┌──
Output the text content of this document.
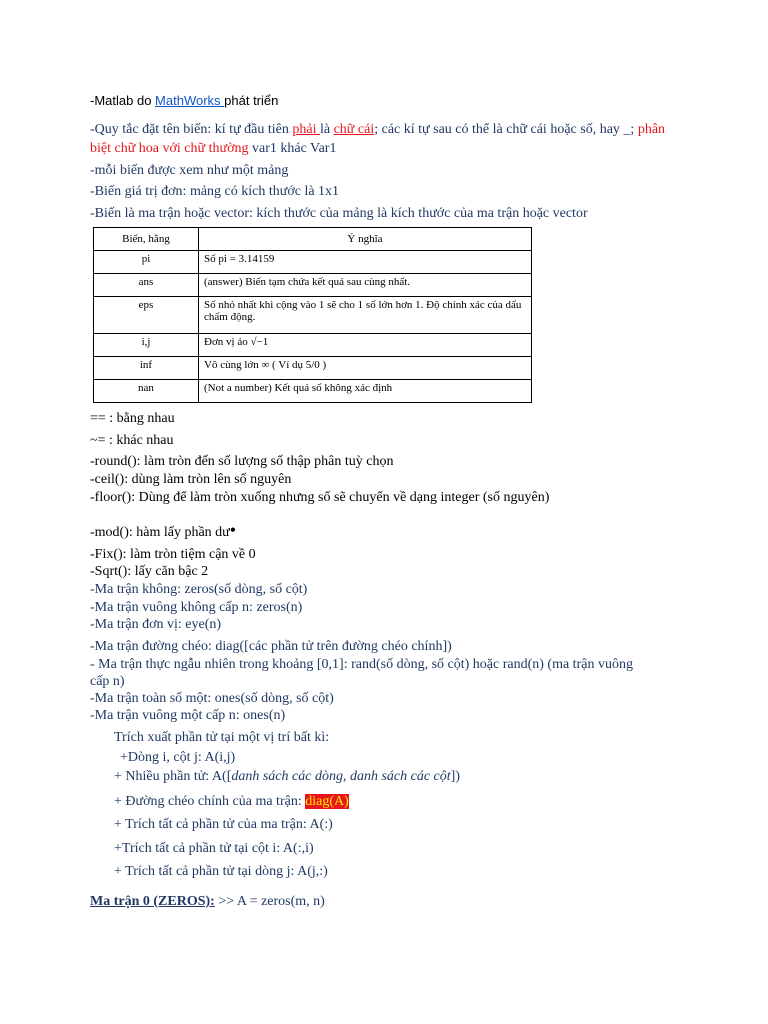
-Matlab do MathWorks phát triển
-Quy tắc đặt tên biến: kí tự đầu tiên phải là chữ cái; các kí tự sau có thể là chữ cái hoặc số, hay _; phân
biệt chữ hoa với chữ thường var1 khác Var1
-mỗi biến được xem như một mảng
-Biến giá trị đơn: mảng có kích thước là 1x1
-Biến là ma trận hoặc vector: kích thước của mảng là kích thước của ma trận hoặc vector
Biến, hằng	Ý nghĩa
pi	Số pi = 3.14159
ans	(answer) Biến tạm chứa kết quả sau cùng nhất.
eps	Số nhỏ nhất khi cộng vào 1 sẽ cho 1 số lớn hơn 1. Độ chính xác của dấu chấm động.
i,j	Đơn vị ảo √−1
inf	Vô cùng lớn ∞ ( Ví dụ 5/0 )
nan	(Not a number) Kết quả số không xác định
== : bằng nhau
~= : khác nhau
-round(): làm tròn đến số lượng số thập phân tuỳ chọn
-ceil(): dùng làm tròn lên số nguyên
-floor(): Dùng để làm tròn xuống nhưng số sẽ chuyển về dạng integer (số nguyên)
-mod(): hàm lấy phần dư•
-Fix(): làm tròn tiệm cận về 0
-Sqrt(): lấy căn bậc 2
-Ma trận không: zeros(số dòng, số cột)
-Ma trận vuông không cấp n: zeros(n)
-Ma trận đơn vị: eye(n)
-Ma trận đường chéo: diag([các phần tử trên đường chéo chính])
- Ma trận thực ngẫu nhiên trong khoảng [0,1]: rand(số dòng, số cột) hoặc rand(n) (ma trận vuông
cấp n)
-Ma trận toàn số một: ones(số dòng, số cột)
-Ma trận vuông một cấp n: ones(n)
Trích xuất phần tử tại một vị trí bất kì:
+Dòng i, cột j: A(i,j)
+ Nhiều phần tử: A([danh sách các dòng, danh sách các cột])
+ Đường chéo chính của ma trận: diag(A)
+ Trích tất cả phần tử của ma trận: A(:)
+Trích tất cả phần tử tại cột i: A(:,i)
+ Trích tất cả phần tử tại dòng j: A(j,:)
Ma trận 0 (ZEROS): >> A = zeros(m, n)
└──
┌──
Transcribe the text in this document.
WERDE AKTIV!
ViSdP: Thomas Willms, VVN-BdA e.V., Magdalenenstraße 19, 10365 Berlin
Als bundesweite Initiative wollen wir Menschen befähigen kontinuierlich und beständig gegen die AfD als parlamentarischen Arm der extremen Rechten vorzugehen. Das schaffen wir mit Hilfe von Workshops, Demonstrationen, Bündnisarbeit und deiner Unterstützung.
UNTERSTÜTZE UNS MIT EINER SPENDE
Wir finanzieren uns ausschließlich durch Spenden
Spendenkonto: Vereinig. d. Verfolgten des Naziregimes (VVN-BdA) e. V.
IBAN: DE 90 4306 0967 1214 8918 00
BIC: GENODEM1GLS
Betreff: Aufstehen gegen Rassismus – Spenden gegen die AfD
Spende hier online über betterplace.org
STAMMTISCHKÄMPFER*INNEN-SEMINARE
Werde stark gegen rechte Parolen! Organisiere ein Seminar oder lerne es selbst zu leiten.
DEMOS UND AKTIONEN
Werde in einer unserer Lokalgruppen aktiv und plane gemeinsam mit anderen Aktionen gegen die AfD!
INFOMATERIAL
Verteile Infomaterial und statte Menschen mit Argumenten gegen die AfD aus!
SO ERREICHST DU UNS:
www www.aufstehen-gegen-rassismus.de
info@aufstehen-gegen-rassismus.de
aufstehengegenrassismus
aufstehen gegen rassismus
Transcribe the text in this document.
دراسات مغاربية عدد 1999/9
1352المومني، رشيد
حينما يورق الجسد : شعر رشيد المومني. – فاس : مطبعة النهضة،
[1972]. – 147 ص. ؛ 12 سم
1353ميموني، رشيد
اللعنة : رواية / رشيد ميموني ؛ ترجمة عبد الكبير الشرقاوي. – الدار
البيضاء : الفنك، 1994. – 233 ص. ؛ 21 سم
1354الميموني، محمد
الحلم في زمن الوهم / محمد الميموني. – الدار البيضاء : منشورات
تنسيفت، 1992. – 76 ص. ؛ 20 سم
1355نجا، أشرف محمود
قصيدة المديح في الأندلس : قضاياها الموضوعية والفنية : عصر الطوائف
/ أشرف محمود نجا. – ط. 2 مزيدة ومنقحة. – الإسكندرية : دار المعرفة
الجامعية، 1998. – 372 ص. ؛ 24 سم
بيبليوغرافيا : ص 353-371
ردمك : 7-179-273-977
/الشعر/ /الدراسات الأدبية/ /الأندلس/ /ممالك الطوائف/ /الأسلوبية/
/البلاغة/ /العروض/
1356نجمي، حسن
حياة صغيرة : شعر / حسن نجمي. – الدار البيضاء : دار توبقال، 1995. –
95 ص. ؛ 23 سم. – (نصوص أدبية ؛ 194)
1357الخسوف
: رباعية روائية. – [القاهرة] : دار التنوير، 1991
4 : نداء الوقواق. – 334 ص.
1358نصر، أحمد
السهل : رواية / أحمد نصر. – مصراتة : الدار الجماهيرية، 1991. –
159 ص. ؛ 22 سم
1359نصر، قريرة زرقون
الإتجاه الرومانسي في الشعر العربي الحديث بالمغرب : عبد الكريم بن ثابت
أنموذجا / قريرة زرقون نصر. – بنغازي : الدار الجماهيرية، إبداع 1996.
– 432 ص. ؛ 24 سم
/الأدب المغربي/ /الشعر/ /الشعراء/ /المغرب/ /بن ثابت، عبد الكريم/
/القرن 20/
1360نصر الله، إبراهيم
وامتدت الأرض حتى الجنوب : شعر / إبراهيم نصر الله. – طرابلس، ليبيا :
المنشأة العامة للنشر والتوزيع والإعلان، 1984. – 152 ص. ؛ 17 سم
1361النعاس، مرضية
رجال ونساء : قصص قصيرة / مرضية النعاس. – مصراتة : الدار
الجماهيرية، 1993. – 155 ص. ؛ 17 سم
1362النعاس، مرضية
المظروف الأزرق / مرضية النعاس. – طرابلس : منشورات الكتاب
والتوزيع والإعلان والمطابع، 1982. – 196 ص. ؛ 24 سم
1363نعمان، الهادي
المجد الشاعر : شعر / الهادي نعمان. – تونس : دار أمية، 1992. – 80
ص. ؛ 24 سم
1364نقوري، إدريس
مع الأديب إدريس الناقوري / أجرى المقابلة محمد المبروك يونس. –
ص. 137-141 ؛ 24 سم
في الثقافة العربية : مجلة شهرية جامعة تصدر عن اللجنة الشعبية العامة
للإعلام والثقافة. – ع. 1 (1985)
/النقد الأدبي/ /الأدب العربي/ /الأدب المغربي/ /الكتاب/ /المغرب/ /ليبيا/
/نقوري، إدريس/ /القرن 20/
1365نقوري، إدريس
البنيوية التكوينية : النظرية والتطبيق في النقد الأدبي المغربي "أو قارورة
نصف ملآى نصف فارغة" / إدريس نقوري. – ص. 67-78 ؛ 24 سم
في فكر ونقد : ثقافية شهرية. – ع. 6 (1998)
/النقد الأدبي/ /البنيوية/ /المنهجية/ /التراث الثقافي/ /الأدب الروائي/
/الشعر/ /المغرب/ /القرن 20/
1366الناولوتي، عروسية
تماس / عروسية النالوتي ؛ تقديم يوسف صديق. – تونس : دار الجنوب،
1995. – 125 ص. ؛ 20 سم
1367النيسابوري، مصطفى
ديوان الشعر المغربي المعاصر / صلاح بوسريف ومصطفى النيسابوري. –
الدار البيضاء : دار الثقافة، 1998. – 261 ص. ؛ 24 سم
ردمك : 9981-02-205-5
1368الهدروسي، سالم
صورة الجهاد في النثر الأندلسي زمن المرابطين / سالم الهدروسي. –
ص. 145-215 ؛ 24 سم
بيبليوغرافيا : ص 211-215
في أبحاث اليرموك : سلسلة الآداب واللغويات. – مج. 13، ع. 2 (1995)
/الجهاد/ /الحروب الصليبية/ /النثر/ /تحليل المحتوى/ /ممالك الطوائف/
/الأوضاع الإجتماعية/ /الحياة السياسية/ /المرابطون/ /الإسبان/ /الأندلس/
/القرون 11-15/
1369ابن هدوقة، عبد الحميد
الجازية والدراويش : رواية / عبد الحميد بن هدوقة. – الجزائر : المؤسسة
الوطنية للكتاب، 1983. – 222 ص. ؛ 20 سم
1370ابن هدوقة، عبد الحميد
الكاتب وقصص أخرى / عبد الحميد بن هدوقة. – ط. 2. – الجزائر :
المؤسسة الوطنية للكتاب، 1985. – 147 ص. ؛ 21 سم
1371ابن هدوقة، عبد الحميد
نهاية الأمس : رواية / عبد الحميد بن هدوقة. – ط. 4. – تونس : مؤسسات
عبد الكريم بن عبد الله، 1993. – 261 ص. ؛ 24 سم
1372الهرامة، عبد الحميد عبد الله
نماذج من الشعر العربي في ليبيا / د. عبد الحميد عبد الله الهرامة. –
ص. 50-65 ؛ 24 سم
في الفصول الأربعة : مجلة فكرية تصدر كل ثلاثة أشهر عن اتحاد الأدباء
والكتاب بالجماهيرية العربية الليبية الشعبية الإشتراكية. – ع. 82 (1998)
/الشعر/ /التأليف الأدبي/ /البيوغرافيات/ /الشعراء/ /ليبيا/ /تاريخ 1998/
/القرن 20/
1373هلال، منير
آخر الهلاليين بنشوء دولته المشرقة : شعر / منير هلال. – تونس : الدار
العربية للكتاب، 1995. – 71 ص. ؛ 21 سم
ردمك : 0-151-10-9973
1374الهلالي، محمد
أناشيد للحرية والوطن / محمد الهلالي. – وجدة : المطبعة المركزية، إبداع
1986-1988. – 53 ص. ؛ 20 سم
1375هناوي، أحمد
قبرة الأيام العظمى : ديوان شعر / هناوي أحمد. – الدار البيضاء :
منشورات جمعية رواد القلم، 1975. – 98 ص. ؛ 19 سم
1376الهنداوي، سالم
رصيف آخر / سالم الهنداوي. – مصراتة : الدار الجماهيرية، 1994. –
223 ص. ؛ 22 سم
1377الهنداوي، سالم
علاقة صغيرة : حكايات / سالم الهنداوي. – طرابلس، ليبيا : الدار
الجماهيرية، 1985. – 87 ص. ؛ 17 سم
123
└──
WHAT IS EXPECTED: List all lines from the entries that include the word "منشورات".

SOLUTION BELOW:
الحلم في زمن الوهم / محمد الميموني. – الدار البيضاء : منشورات
المظروف الأزرق / مرضية النعاس. – طرابلس : منشورات الكتاب
منشورات جمعية رواد القلم، 1975. – 98 ص. ؛ 19 سم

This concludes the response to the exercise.